■ What is needed ■
Restate, word for word, all of the material shown below.

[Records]
::::
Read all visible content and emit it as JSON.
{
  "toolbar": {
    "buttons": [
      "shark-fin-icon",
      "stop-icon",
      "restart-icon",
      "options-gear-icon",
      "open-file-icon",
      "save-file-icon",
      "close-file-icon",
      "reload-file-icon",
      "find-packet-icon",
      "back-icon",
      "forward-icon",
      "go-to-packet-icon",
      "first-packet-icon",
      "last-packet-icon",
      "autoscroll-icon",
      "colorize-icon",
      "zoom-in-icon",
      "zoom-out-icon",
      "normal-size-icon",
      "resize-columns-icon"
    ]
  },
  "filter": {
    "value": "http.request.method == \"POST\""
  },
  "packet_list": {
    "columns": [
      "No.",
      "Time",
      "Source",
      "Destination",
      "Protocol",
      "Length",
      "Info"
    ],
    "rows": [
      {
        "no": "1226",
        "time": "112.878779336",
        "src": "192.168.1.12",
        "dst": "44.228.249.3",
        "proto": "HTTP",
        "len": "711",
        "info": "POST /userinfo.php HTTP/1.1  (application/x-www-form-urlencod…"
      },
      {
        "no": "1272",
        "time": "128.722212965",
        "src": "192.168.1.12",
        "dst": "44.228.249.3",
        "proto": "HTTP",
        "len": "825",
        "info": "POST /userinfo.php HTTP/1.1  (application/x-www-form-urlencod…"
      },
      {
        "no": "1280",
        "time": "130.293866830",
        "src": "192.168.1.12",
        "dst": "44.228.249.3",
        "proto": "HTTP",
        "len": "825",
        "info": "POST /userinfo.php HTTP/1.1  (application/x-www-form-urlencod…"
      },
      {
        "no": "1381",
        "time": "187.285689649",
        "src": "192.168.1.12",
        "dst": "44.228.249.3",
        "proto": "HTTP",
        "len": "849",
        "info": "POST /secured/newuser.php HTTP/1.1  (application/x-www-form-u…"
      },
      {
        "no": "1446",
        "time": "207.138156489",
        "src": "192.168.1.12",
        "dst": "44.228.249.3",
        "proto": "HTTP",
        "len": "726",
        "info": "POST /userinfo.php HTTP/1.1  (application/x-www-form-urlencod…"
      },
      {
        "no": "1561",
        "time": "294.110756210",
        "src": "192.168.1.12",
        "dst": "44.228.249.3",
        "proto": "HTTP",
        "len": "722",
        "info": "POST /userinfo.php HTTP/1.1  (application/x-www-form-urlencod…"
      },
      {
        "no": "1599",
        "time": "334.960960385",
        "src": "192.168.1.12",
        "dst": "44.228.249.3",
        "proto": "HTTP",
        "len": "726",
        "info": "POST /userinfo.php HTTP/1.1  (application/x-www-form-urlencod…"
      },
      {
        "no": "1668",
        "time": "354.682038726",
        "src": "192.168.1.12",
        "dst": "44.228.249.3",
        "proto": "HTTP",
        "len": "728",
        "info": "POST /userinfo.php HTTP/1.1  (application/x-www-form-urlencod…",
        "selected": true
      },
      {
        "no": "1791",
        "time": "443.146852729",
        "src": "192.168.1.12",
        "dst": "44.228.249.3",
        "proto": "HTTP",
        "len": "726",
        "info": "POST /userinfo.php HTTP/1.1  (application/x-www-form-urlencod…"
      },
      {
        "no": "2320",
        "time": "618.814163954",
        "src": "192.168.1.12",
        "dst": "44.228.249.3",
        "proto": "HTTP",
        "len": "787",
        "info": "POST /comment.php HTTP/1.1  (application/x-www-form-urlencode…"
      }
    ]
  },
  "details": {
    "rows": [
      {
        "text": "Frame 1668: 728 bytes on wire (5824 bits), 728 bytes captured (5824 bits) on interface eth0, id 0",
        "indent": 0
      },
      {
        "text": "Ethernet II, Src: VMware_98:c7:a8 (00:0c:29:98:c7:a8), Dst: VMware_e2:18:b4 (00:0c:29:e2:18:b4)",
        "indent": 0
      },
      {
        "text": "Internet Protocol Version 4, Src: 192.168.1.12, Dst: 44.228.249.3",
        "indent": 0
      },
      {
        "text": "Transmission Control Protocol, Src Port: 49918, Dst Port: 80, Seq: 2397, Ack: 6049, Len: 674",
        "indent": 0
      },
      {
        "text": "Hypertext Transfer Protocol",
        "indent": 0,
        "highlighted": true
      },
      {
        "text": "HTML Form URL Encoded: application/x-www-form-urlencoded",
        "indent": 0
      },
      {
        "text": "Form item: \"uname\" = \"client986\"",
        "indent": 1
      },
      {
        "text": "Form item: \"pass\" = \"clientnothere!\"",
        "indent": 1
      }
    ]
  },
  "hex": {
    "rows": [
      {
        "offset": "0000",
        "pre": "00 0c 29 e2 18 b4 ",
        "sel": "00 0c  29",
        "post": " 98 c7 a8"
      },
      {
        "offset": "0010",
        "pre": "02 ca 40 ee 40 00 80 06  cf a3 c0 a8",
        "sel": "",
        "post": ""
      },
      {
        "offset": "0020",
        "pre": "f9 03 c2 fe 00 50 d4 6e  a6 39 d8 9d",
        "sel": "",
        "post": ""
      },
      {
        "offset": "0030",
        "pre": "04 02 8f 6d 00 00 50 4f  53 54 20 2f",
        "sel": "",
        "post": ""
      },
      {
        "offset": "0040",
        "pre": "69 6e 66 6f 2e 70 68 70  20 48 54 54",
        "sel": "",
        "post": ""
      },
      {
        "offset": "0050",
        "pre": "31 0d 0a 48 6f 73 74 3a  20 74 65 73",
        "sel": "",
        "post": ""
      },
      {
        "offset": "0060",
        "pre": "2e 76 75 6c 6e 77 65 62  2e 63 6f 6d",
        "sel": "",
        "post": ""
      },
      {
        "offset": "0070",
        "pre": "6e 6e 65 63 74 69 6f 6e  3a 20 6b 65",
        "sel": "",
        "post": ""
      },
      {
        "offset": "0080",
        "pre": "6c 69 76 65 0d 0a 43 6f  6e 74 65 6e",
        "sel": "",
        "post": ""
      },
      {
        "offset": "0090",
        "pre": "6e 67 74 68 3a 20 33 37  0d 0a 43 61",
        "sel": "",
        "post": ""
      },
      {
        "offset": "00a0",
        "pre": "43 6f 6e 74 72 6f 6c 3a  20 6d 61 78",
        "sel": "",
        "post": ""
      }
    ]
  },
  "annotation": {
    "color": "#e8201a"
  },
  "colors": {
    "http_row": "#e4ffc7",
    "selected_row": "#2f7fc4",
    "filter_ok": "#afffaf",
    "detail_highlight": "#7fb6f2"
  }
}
::::
■ Response to the exercise ■
Read all visible content and emit it as JSON.
{
  "toolbar": {
    "buttons": [
      "shark-fin-icon",
      "stop-icon",
      "restart-icon",
      "options-gear-icon",
      "open-file-icon",
      "save-file-icon",
      "close-file-icon",
      "reload-file-icon",
      "find-packet-icon",
      "back-icon",
      "forward-icon",
      "go-to-packet-icon",
      "first-packet-icon",
      "last-packet-icon",
      "autoscroll-icon",
      "colorize-icon",
      "zoom-in-icon",
      "zoom-out-icon",
      "normal-size-icon",
      "resize-columns-icon"
    ]
  },
  "filter": {
    "value": "http.request.method == \"POST\""
  },
  "packet_list": {
    "columns": [
      "No.",
      "Time",
      "Source",
      "Destination",
      "Protocol",
      "Length",
      "Info"
    ],
    "rows": [
      {
        "no": "1226",
        "time": "112.878779336",
        "src": "192.168.1.12",
        "dst": "44.228.249.3",
        "proto": "HTTP",
        "len": "711",
        "info": "POST /userinfo.php HTTP/1.1  (application/x-www-form-urlencod…"
      },
      {
        "no": "1272",
        "time": "128.722212965",
        "src": "192.168.1.12",
        "dst": "44.228.249.3",
        "proto": "HTTP",
        "len": "825",
        "info": "POST /userinfo.php HTTP/1.1  (application/x-www-form-urlencod…"
      },
      {
        "no": "1280",
        "time": "130.293866830",
        "src": "192.168.1.12",
        "dst": "44.228.249.3",
        "proto": "HTTP",
        "len": "825",
        "info": "POST /userinfo.php HTTP/1.1  (application/x-www-form-urlencod…"
      },
      {
        "no": "1381",
        "time": "187.285689649",
        "src": "192.168.1.12",
        "dst": "44.228.249.3",
        "proto": "HTTP",
        "len": "849",
        "info": "POST /secured/newuser.php HTTP/1.1  (application/x-www-form-u…"
      },
      {
        "no": "1446",
        "time": "207.138156489",
        "src": "192.168.1.12",
        "dst": "44.228.249.3",
        "proto": "HTTP",
        "len": "726",
        "info": "POST /userinfo.php HTTP/1.1  (application/x-www-form-urlencod…"
      },
      {
        "no": "1561",
        "time": "294.110756210",
        "src": "192.168.1.12",
        "dst": "44.228.249.3",
        "proto": "HTTP",
        "len": "722",
        "info": "POST /userinfo.php HTTP/1.1  (application/x-www-form-urlencod…"
      },
      {
        "no": "1599",
        "time": "334.960960385",
        "src": "192.168.1.12",
        "dst": "44.228.249.3",
        "proto": "HTTP",
        "len": "726",
        "info": "POST /userinfo.php HTTP/1.1  (application/x-www-form-urlencod…"
      },
      {
        "no": "1668",
        "time": "354.682038726",
        "src": "192.168.1.12",
        "dst": "44.228.249.3",
        "proto": "HTTP",
        "len": "728",
        "info": "POST /userinfo.php HTTP/1.1  (application/x-www-form-urlencod…",
        "selected": true
      },
      {
        "no": "1791",
        "time": "443.146852729",
        "src": "192.168.1.12",
        "dst": "44.228.249.3",
        "proto": "HTTP",
        "len": "726",
        "info": "POST /userinfo.php HTTP/1.1  (application/x-www-form-urlencod…"
      },
      {
        "no": "2320",
        "time": "618.814163954",
        "src": "192.168.1.12",
        "dst": "44.228.249.3",
        "proto": "HTTP",
        "len": "787",
        "info": "POST /comment.php HTTP/1.1  (application/x-www-form-urlencode…"
      }
    ]
  },
  "details": {
    "rows": [
      {
        "text": "Frame 1668: 728 bytes on wire (5824 bits), 728 bytes captured (5824 bits) on interface eth0, id 0",
        "indent": 0
      },
      {
        "text": "Ethernet II, Src: VMware_98:c7:a8 (00:0c:29:98:c7:a8), Dst: VMware_e2:18:b4 (00:0c:29:e2:18:b4)",
        "indent": 0
      },
      {
        "text": "Internet Protocol Version 4, Src: 192.168.1.12, Dst: 44.228.249.3",
        "indent": 0
      },
      {
        "text": "Transmission Control Protocol, Src Port: 49918, Dst Port: 80, Seq: 2397, Ack: 6049, Len: 674",
        "indent": 0
      },
      {
        "text": "Hypertext Transfer Protocol",
        "indent": 0,
        "highlighted": true
      },
      {
        "text": "HTML Form URL Encoded: application/x-www-form-urlencoded",
        "indent": 0
      },
      {
        "text": "Form item: \"uname\" = \"client986\"",
        "indent": 1
      },
      {
        "text": "Form item: \"pass\" = \"clientnothere!\"",
        "indent": 1
      }
    ]
  },
  "hex": {
    "rows": [
      {
        "offset": "0000",
        "pre": "00 0c 29 e2 18 b4 ",
        "sel": "00 0c  29",
        "post": " 98 c7 a8"
      },
      {
        "offset": "0010",
        "pre": "02 ca 40 ee 40 00 80 06  cf a3 c0 a8",
        "sel": "",
        "post": ""
      },
      {
        "offset": "0020",
        "pre": "f9 03 c2 fe 00 50 d4 6e  a6 39 d8 9d",
        "sel": "",
        "post": ""
      },
      {
        "offset": "0030",
        "pre": "04 02 8f 6d 00 00 50 4f  53 54 20 2f",
        "sel": "",
        "post": ""
      },
      {
        "offset": "0040",
        "pre": "69 6e 66 6f 2e 70 68 70  20 48 54 54",
        "sel": "",
        "post": ""
      },
      {
        "offset": "0050",
        "pre": "31 0d 0a 48 6f 73 74 3a  20 74 65 73",
        "sel": "",
        "post": ""
      },
      {
        "offset": "0060",
        "pre": "2e 76 75 6c 6e 77 65 62  2e 63 6f 6d",
        "sel": "",
        "post": ""
      },
      {
        "offset": "0070",
        "pre": "6e 6e 65 63 74 69 6f 6e  3a 20 6b 65",
        "sel": "",
        "post": ""
      },
      {
        "offset": "0080",
        "pre": "6c 69 76 65 0d 0a 43 6f  6e 74 65 6e",
        "sel": "",
        "post": ""
      },
      {
        "offset": "0090",
        "pre": "6e 67 74 68 3a 20 33 37  0d 0a 43 61",
        "sel": "",
        "post": ""
      },
      {
        "offset": "00a0",
        "pre": "43 6f 6e 74 72 6f 6c 3a  20 6d 61 78",
        "sel": "",
        "post": ""
      }
    ]
  },
  "annotation": {
    "color": "#e8201a"
  },
  "colors": {
    "http_row": "#e4ffc7",
    "selected_row": "#2f7fc4",
    "filter_ok": "#afffaf",
    "detail_highlight": "#7fb6f2"
  }
}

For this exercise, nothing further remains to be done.